• WHAT THE TASK ASKS:
Strip the pictures and reproduce the rest of the listing exactly.
━━━━━ TASK INPUT ━━━━━
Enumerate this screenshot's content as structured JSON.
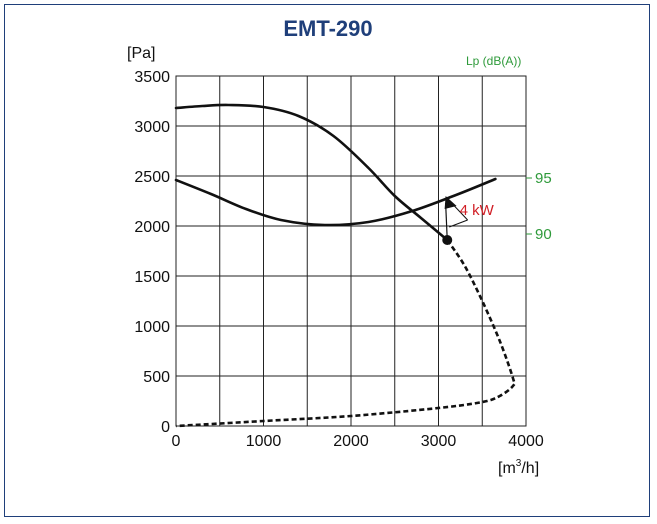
{
  "chart_data": {
    "type": "line",
    "title": "EMT-290",
    "ylabel": "[Pa]",
    "xlabel_base": "[m",
    "xlabel_sup": "3",
    "xlabel_tail": "/h]",
    "xlim": [
      0,
      4000
    ],
    "ylim": [
      0,
      3500
    ],
    "x_ticks": [
      "0",
      "1000",
      "2000",
      "3000",
      "4000"
    ],
    "y_ticks": [
      "0",
      "500",
      "1000",
      "1500",
      "2000",
      "2500",
      "3000",
      "3500"
    ],
    "grid": true,
    "sound_axis": {
      "label": "Lp (dB(A))",
      "ticks": [
        {
          "label": "95",
          "value_pa": 2480
        },
        {
          "label": "90",
          "value_pa": 1920
        }
      ]
    },
    "series": [
      {
        "style": "solid",
        "x": [
          0,
          300,
          600,
          1000,
          1400,
          1800,
          2200,
          2500,
          2800,
          3100
        ],
        "y": [
          3180,
          3200,
          3210,
          3190,
          3100,
          2900,
          2580,
          2300,
          2080,
          1860
        ]
      },
      {
        "style": "dashed",
        "x": [
          3100,
          3300,
          3500,
          3700,
          3850,
          3850,
          3700,
          3500,
          3000,
          2000,
          1000,
          0
        ],
        "y": [
          1860,
          1600,
          1250,
          850,
          480,
          400,
          300,
          240,
          180,
          100,
          50,
          0
        ]
      },
      {
        "style": "solid",
        "x": [
          0,
          400,
          800,
          1200,
          1700,
          2200,
          2700,
          3200,
          3650
        ],
        "y": [
          2460,
          2320,
          2170,
          2060,
          2010,
          2040,
          2150,
          2310,
          2470
        ]
      }
    ],
    "operating_point": {
      "x": 3100,
      "y": 1860
    },
    "annotation": {
      "label": "4 kW",
      "x": 3150,
      "y": 2200
    }
  }
}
━━━━━
• WRITTEN SOLUTION:
Enumerate this screenshot's content as structured JSON.
{
  "chart_data": {
    "type": "line",
    "title": "EMT-290",
    "ylabel": "[Pa]",
    "xlabel_base": "[m",
    "xlabel_sup": "3",
    "xlabel_tail": "/h]",
    "xlim": [
      0,
      4000
    ],
    "ylim": [
      0,
      3500
    ],
    "x_ticks": [
      "0",
      "1000",
      "2000",
      "3000",
      "4000"
    ],
    "y_ticks": [
      "0",
      "500",
      "1000",
      "1500",
      "2000",
      "2500",
      "3000",
      "3500"
    ],
    "grid": true,
    "sound_axis": {
      "label": "Lp (dB(A))",
      "ticks": [
        {
          "label": "95",
          "value_pa": 2480
        },
        {
          "label": "90",
          "value_pa": 1920
        }
      ]
    },
    "series": [
      {
        "style": "solid",
        "x": [
          0,
          300,
          600,
          1000,
          1400,
          1800,
          2200,
          2500,
          2800,
          3100
        ],
        "y": [
          3180,
          3200,
          3210,
          3190,
          3100,
          2900,
          2580,
          2300,
          2080,
          1860
        ]
      },
      {
        "style": "dashed",
        "x": [
          3100,
          3300,
          3500,
          3700,
          3850,
          3850,
          3700,
          3500,
          3000,
          2000,
          1000,
          0
        ],
        "y": [
          1860,
          1600,
          1250,
          850,
          480,
          400,
          300,
          240,
          180,
          100,
          50,
          0
        ]
      },
      {
        "style": "solid",
        "x": [
          0,
          400,
          800,
          1200,
          1700,
          2200,
          2700,
          3200,
          3650
        ],
        "y": [
          2460,
          2320,
          2170,
          2060,
          2010,
          2040,
          2150,
          2310,
          2470
        ]
      }
    ],
    "operating_point": {
      "x": 3100,
      "y": 1860
    },
    "annotation": {
      "label": "4 kW",
      "x": 3150,
      "y": 2200
    }
  }
}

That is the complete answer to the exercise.